■ Exercise objective
Output the full listing below exactly as it reads, and skip anything that is a picture.
========
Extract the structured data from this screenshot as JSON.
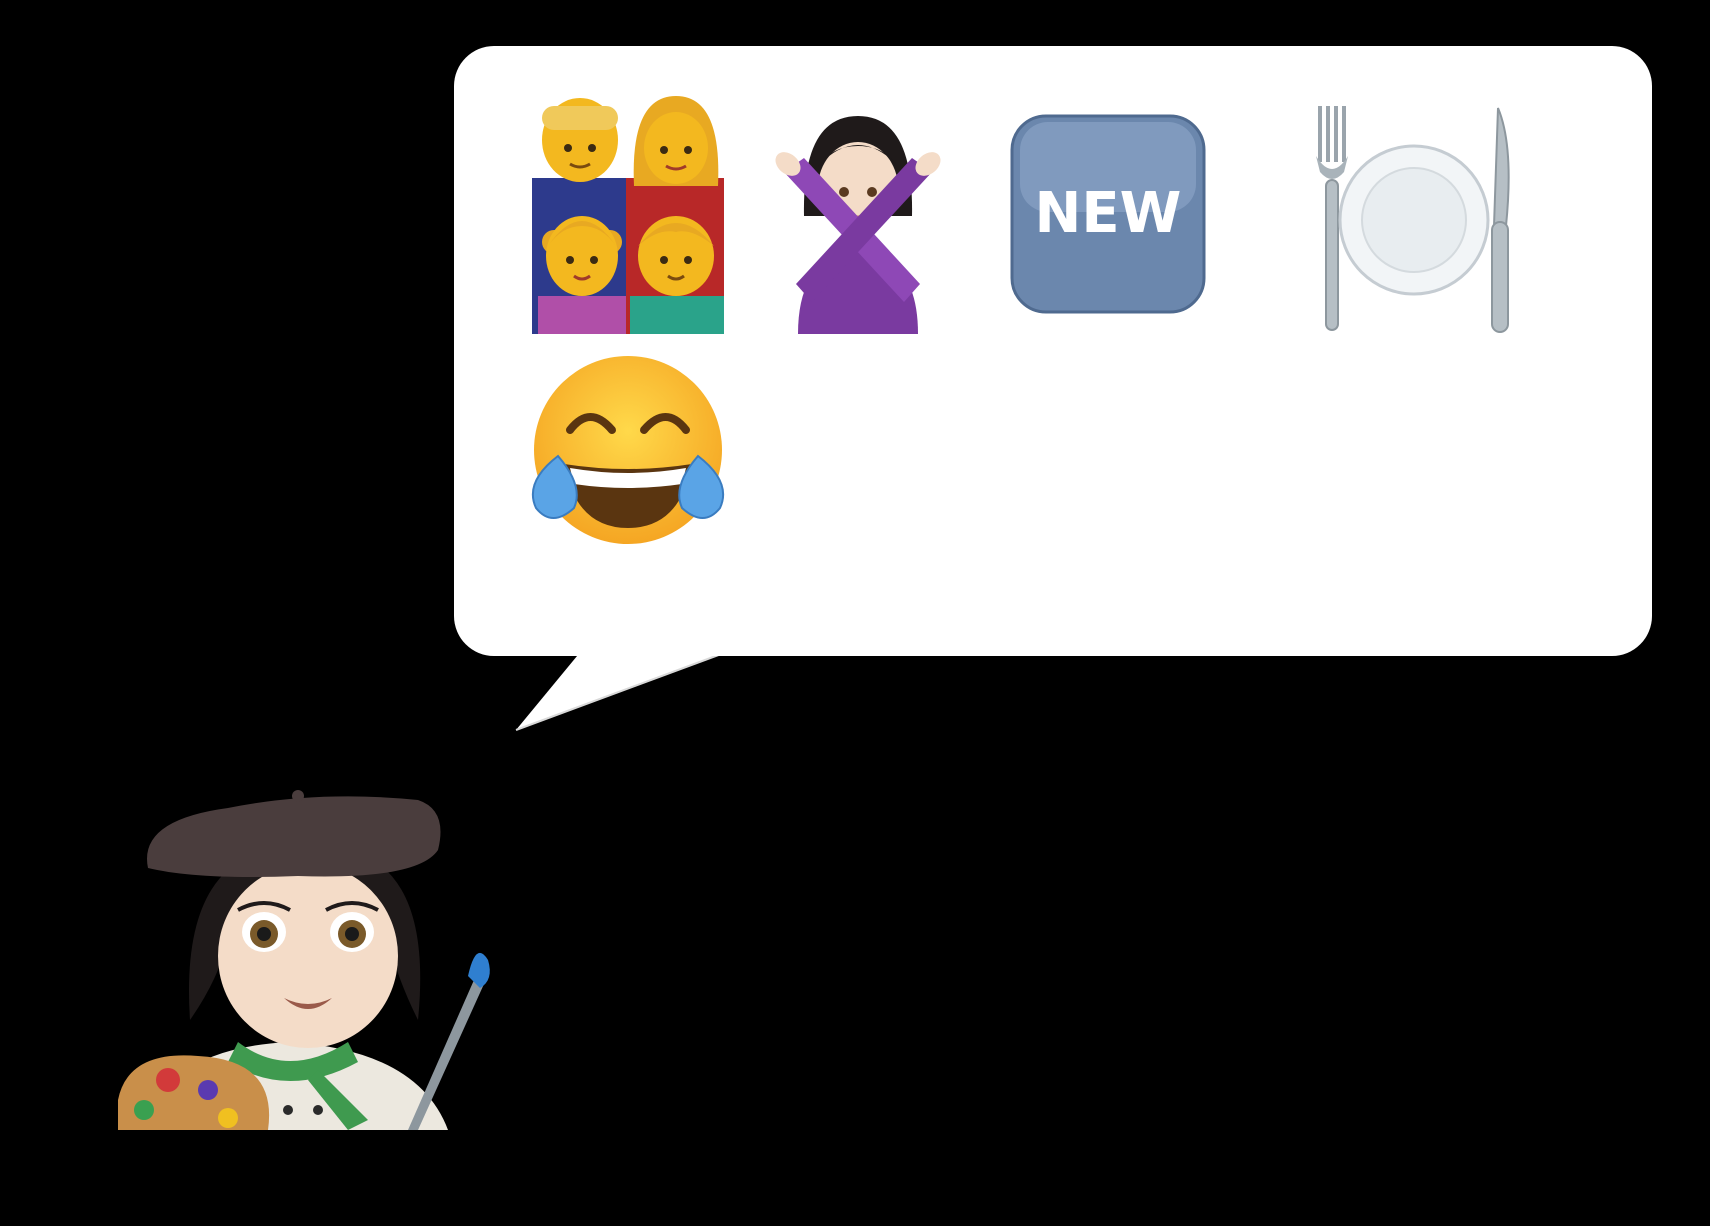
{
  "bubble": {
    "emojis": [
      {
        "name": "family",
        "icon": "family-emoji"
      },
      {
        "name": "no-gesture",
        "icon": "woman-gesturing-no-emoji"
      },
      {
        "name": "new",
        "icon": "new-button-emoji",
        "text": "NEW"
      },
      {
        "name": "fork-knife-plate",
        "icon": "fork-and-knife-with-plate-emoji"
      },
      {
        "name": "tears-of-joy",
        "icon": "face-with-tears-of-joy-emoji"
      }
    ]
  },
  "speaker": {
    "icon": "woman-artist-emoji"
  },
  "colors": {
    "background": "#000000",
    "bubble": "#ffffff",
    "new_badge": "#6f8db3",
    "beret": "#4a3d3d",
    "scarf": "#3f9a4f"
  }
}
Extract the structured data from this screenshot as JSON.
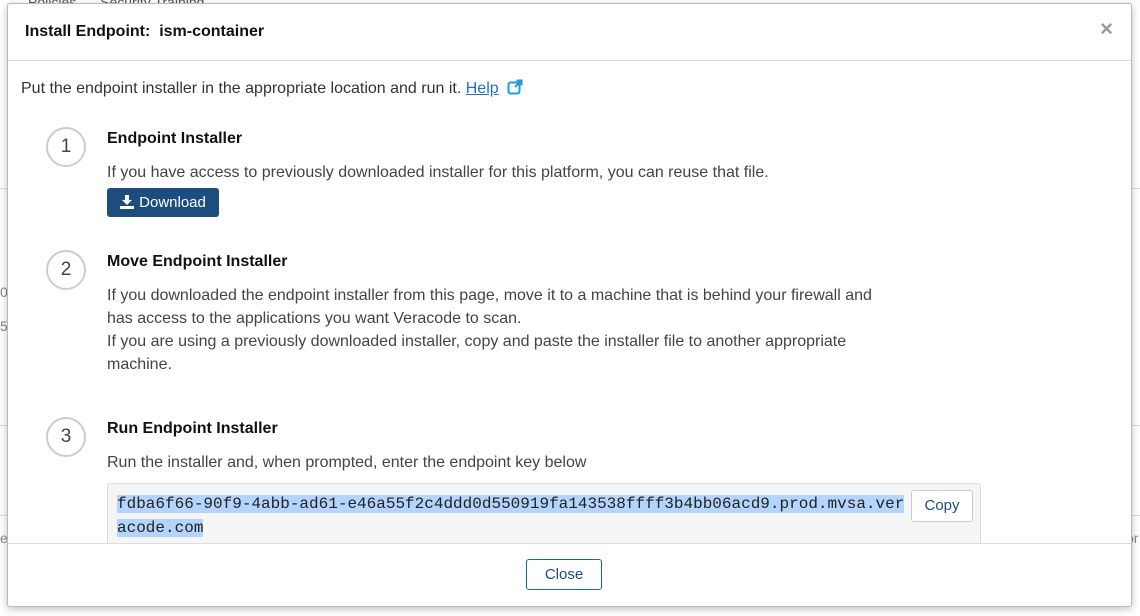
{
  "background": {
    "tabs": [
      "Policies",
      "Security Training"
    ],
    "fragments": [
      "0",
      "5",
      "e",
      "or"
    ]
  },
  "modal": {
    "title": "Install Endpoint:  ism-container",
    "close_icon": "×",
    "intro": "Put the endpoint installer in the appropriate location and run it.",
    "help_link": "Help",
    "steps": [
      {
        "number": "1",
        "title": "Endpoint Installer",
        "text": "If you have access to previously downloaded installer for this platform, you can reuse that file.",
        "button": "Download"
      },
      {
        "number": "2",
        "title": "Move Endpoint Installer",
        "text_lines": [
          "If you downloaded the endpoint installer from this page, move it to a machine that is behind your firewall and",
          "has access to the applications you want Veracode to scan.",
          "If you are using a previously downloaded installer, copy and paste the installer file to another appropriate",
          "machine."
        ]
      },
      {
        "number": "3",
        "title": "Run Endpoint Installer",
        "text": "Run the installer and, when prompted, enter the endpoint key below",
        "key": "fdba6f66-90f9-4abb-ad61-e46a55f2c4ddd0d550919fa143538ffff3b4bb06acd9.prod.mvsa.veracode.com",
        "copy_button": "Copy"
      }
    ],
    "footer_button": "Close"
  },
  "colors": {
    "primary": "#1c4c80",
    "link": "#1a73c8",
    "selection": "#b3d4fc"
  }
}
========
■ Complete answer
Extract the structured data from this screenshot as JSON.
{
  "bubble": {
    "emojis": [
      {
        "name": "family",
        "icon": "family-emoji"
      },
      {
        "name": "no-gesture",
        "icon": "woman-gesturing-no-emoji"
      },
      {
        "name": "new",
        "icon": "new-button-emoji",
        "text": "NEW"
      },
      {
        "name": "fork-knife-plate",
        "icon": "fork-and-knife-with-plate-emoji"
      },
      {
        "name": "tears-of-joy",
        "icon": "face-with-tears-of-joy-emoji"
      }
    ]
  },
  "speaker": {
    "icon": "woman-artist-emoji"
  },
  "colors": {
    "background": "#000000",
    "bubble": "#ffffff",
    "new_badge": "#6f8db3",
    "beret": "#4a3d3d",
    "scarf": "#3f9a4f"
  }
}
Extract the structured data from this screenshot as JSON.
{
  "background": {
    "tabs": [
      "Policies",
      "Security Training"
    ],
    "fragments": [
      "0",
      "5",
      "e",
      "or"
    ]
  },
  "modal": {
    "title": "Install Endpoint:  ism-container",
    "close_icon": "×",
    "intro": "Put the endpoint installer in the appropriate location and run it.",
    "help_link": "Help",
    "steps": [
      {
        "number": "1",
        "title": "Endpoint Installer",
        "text": "If you have access to previously downloaded installer for this platform, you can reuse that file.",
        "button": "Download"
      },
      {
        "number": "2",
        "title": "Move Endpoint Installer",
        "text_lines": [
          "If you downloaded the endpoint installer from this page, move it to a machine that is behind your firewall and",
          "has access to the applications you want Veracode to scan.",
          "If you are using a previously downloaded installer, copy and paste the installer file to another appropriate",
          "machine."
        ]
      },
      {
        "number": "3",
        "title": "Run Endpoint Installer",
        "text": "Run the installer and, when prompted, enter the endpoint key below",
        "key": "fdba6f66-90f9-4abb-ad61-e46a55f2c4ddd0d550919fa143538ffff3b4bb06acd9.prod.mvsa.veracode.com",
        "copy_button": "Copy"
      }
    ],
    "footer_button": "Close"
  },
  "colors": {
    "primary": "#1c4c80",
    "link": "#1a73c8",
    "selection": "#b3d4fc"
  }
}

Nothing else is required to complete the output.